DO THIS: Render every row below as a Markdown table with the columns "No." and "Row text," skipping any blank rows.
========================================================================
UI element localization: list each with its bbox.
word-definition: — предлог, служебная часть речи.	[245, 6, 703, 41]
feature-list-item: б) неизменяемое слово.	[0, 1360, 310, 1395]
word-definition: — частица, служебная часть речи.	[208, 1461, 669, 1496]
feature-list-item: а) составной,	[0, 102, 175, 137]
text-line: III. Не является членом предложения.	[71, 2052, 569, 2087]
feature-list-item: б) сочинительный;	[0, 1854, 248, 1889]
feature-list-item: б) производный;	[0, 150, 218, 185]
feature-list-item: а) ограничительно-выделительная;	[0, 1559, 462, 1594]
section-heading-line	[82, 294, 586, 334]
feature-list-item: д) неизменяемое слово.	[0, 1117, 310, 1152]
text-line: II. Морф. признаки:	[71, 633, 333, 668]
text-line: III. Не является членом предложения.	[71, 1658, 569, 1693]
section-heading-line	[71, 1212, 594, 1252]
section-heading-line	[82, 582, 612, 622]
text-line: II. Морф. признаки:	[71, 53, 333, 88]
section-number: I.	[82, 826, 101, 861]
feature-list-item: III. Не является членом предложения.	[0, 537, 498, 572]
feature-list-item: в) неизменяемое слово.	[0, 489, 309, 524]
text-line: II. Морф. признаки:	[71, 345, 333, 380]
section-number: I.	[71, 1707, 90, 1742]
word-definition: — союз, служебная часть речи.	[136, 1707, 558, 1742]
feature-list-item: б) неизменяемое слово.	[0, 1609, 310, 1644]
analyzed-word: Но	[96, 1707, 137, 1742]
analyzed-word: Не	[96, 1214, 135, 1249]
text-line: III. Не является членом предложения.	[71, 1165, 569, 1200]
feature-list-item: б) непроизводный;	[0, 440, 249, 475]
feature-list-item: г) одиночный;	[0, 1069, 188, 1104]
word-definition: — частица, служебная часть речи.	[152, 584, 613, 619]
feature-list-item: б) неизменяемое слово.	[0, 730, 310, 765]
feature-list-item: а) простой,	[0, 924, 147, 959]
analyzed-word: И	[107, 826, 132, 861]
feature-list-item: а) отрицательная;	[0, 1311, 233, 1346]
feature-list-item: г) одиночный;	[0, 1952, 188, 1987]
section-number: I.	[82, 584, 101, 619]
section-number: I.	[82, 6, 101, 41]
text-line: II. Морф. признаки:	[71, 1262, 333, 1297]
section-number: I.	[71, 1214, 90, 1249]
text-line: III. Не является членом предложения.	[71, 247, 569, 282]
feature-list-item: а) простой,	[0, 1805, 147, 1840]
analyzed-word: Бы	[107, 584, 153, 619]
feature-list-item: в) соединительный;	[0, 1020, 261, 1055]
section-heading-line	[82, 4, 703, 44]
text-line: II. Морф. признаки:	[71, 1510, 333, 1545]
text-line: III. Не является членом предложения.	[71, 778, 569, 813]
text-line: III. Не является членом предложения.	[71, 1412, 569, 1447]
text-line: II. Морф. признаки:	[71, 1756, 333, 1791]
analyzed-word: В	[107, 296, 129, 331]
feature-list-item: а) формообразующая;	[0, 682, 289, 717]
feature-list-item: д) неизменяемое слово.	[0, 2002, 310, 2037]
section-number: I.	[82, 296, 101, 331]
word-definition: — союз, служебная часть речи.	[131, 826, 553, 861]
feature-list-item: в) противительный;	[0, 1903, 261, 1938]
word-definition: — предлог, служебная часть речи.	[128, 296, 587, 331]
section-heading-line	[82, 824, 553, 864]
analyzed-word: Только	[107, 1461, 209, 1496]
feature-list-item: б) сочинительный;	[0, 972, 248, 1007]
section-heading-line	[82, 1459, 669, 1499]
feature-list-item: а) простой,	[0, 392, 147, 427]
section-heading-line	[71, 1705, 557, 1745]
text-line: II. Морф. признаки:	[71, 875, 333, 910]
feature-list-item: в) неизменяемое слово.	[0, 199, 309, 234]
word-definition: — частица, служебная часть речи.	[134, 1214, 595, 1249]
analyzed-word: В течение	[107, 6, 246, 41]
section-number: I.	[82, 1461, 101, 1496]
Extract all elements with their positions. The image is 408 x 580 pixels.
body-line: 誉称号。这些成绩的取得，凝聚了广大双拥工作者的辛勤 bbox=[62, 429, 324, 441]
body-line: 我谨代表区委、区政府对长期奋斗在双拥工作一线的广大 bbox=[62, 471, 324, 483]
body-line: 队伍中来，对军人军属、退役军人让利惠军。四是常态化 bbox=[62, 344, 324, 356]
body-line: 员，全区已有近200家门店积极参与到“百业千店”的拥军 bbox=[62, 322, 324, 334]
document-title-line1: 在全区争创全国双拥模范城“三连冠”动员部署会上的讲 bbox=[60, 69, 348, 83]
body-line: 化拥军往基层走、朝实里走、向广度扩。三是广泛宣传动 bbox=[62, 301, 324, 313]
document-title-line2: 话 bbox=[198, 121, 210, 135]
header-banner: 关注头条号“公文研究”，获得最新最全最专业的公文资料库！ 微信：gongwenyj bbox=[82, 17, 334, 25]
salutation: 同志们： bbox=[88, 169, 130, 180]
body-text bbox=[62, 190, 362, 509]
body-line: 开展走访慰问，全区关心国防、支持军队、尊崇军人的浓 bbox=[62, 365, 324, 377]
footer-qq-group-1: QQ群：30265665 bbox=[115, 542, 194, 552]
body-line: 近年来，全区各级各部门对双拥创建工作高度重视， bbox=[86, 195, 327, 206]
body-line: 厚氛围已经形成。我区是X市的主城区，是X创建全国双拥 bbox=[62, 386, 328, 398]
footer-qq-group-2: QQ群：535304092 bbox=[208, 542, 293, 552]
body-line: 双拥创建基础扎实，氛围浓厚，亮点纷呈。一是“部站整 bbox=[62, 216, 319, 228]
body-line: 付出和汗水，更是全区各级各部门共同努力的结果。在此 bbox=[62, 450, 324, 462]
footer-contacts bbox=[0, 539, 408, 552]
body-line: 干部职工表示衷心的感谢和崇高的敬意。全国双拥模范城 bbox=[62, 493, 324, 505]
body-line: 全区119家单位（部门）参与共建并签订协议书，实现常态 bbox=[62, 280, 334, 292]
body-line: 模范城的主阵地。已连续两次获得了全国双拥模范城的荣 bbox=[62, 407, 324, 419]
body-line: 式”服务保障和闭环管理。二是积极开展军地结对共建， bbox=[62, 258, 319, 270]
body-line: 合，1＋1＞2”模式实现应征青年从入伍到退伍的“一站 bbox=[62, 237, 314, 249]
========================================================================
SOLUTION TO THE PROBLEM:
| No. | Row text |
|---|---|
| 1 | UI element localization: list each with its bbox. |
| 2 | word-definition: — предлог, служебная часть речи.	[245, 6, 703, 41] |
| 3 | feature-list-item: б) неизменяемое слово.	[0, 1360, 310, 1395] |
| 4 | word-definition: — частица, служебная часть речи.	[208, 1461, 669, 1496] |
| 5 | feature-list-item: а) составной,	[0, 102, 175, 137] |
| 6 | text-line: III. Не является членом предложения.	[71, 2052, 569, 2087] |
| 7 | feature-list-item: б) сочинительный;	[0, 1854, 248, 1889] |
| 8 | feature-list-item: б) производный;	[0, 150, 218, 185] |
| 9 | feature-list-item: а) ограничительно-выделительная;	[0, 1559, 462, 1594] |
| 10 | section-heading-line	[82, 294, 586, 334] |
| 11 | feature-list-item: д) неизменяемое слово.	[0, 1117, 310, 1152] |
| 12 | text-line: II. Морф. признаки:	[71, 633, 333, 668] |
| 13 | text-line: III. Не является членом предложения.	[71, 1658, 569, 1693] |
| 14 | section-heading-line	[71, 1212, 594, 1252] |
| 15 | section-heading-line	[82, 582, 612, 622] |
| 16 | text-line: II. Морф. признаки:	[71, 53, 333, 88] |
| 17 | section-number: I.	[82, 826, 101, 861] |
| 18 | feature-list-item: III. Не является членом предложения.	[0, 537, 498, 572] |
| 19 | feature-list-item: в) неизменяемое слово.	[0, 489, 309, 524] |
| 20 | text-line: II. Морф. признаки:	[71, 345, 333, 380] |
| 21 | section-number: I.	[71, 1707, 90, 1742] |
| 22 | word-definition: — союз, служебная часть речи.	[136, 1707, 558, 1742] |
| 23 | feature-list-item: б) неизменяемое слово.	[0, 1609, 310, 1644] |
| 24 | analyzed-word: Но	[96, 1707, 137, 1742] |
| 25 | analyzed-word: Не	[96, 1214, 135, 1249] |
| 26 | text-line: III. Не является членом предложения.	[71, 1165, 569, 1200] |
| 27 | feature-list-item: б) непроизводный;	[0, 440, 249, 475] |
| 28 | feature-list-item: г) одиночный;	[0, 1069, 188, 1104] |
| 29 | word-definition: — частица, служебная часть речи.	[152, 584, 613, 619] |
| 30 | feature-list-item: б) неизменяемое слово.	[0, 730, 310, 765] |
| 31 | feature-list-item: а) простой,	[0, 924, 147, 959] |
| 32 | analyzed-word: И	[107, 826, 132, 861] |
| 33 | feature-list-item: а) отрицательная;	[0, 1311, 233, 1346] |
| 34 | feature-list-item: г) одиночный;	[0, 1952, 188, 1987] |
| 35 | section-number: I.	[82, 584, 101, 619] |
| 36 | section-number: I.	[82, 6, 101, 41] |
| 37 | text-line: II. Морф. признаки:	[71, 1262, 333, 1297] |
| 38 | section-number: I.	[71, 1214, 90, 1249] |
| 39 | text-line: III. Не является членом предложения.	[71, 247, 569, 282] |
| 40 | feature-list-item: а) простой,	[0, 1805, 147, 1840] |
| 41 | analyzed-word: Бы	[107, 584, 153, 619] |
| 42 | feature-list-item: в) соединительный;	[0, 1020, 261, 1055] |
| 43 | section-heading-line	[82, 4, 703, 44] |
| 44 | text-line: II. Морф. признаки:	[71, 1510, 333, 1545] |
| 45 | text-line: III. Не является членом предложения.	[71, 778, 569, 813] |
| 46 | text-line: III. Не является членом предложения.	[71, 1412, 569, 1447] |
| 47 | text-line: II. Морф. признаки:	[71, 1756, 333, 1791] |
| 48 | analyzed-word: В	[107, 296, 129, 331] |
| 49 | feature-list-item: а) формообразующая;	[0, 682, 289, 717] |
| 50 | feature-list-item: д) неизменяемое слово.	[0, 2002, 310, 2037] |
| 51 | section-number: I.	[82, 296, 101, 331] |
| 52 | word-definition: — союз, служебная часть речи.	[131, 826, 553, 861] |
| 53 | feature-list-item: в) противительный;	[0, 1903, 261, 1938] |
| 54 | word-definition: — предлог, служебная часть речи.	[128, 296, 587, 331] |
| 55 | section-heading-line	[82, 824, 553, 864] |
| 56 | analyzed-word: Только	[107, 1461, 209, 1496] |
| 57 | feature-list-item: б) сочинительный;	[0, 972, 248, 1007] |
| 58 | section-heading-line	[82, 1459, 669, 1499] |
| 59 | feature-list-item: а) простой,	[0, 392, 147, 427] |
| 60 | section-heading-line	[71, 1705, 557, 1745] |
| 61 | text-line: II. Морф. признаки:	[71, 875, 333, 910] |
| 62 | feature-list-item: в) неизменяемое слово.	[0, 199, 309, 234] |
| 63 | word-definition: — частица, служебная часть речи.	[134, 1214, 595, 1249] |
| 64 | analyzed-word: В течение	[107, 6, 246, 41] |
| 65 | section-number: I.	[82, 1461, 101, 1496] |
| 66 | Extract all elements with their positions. The image is 408 x 580 pixels. |
| 67 | body-line: 誉称号。这些成绩的取得，凝聚了广大双拥工作者的辛勤 bbox=[62, 429, 324, 441] |
| 68 | body-line: 我谨代表区委、区政府对长期奋斗在双拥工作一线的广大 bbox=[62, 471, 324, 483] |
| 69 | body-line: 队伍中来，对军人军属、退役军人让利惠军。四是常态化 bbox=[62, 344, 324, 356] |
| 70 | body-line: 员，全区已有近200家门店积极参与到“百业千店”的拥军 bbox=[62, 322, 324, 334] |
| 71 | document-title-line1: 在全区争创全国双拥模范城“三连冠”动员部署会上的讲 bbox=[60, 69, 348, 83] |
| 72 | body-line: 化拥军往基层走、朝实里走、向广度扩。三是广泛宣传动 bbox=[62, 301, 324, 313] |
| 73 | document-title-line2: 话 bbox=[198, 121, 210, 135] |
| 74 | header-banner: 关注头条号“公文研究”，获得最新最全最专业的公文资料库！ 微信：gongwenyj bbox=[82, 17, 334, 25] |
| 75 | salutation: 同志们： bbox=[88, 169, 130, 180] |
| 76 | body-text bbox=[62, 190, 362, 509] |
| 77 | body-line: 开展走访慰问，全区关心国防、支持军队、尊崇军人的浓 bbox=[62, 365, 324, 377] |
| 78 | footer-qq-group-1: QQ群：30265665 bbox=[115, 542, 194, 552] |
| 79 | body-line: 近年来，全区各级各部门对双拥创建工作高度重视， bbox=[86, 195, 327, 206] |
| 80 | body-line: 厚氛围已经形成。我区是X市的主城区，是X创建全国双拥 bbox=[62, 386, 328, 398] |
| 81 | footer-qq-group-2: QQ群：535304092 bbox=[208, 542, 293, 552] |
| 82 | body-line: 双拥创建基础扎实，氛围浓厚，亮点纷呈。一是“部站整 bbox=[62, 216, 319, 228] |
| 83 | body-line: 付出和汗水，更是全区各级各部门共同努力的结果。在此 bbox=[62, 450, 324, 462] |
| 84 | footer-contacts bbox=[0, 539, 408, 552] |
| 85 | body-line: 干部职工表示衷心的感谢和崇高的敬意。全国双拥模范城 bbox=[62, 493, 324, 505] |
| 86 | body-line: 全区119家单位（部门）参与共建并签订协议书，实现常态 bbox=[62, 280, 334, 292] |
| 87 | body-line: 模范城的主阵地。已连续两次获得了全国双拥模范城的荣 bbox=[62, 407, 324, 419] |
| 88 | body-line: 式”服务保障和闭环管理。二是积极开展军地结对共建， bbox=[62, 258, 319, 270] |
| 89 | body-line: 合，1＋1＞2”模式实现应征青年从入伍到退伍的“一站 bbox=[62, 237, 314, 249] |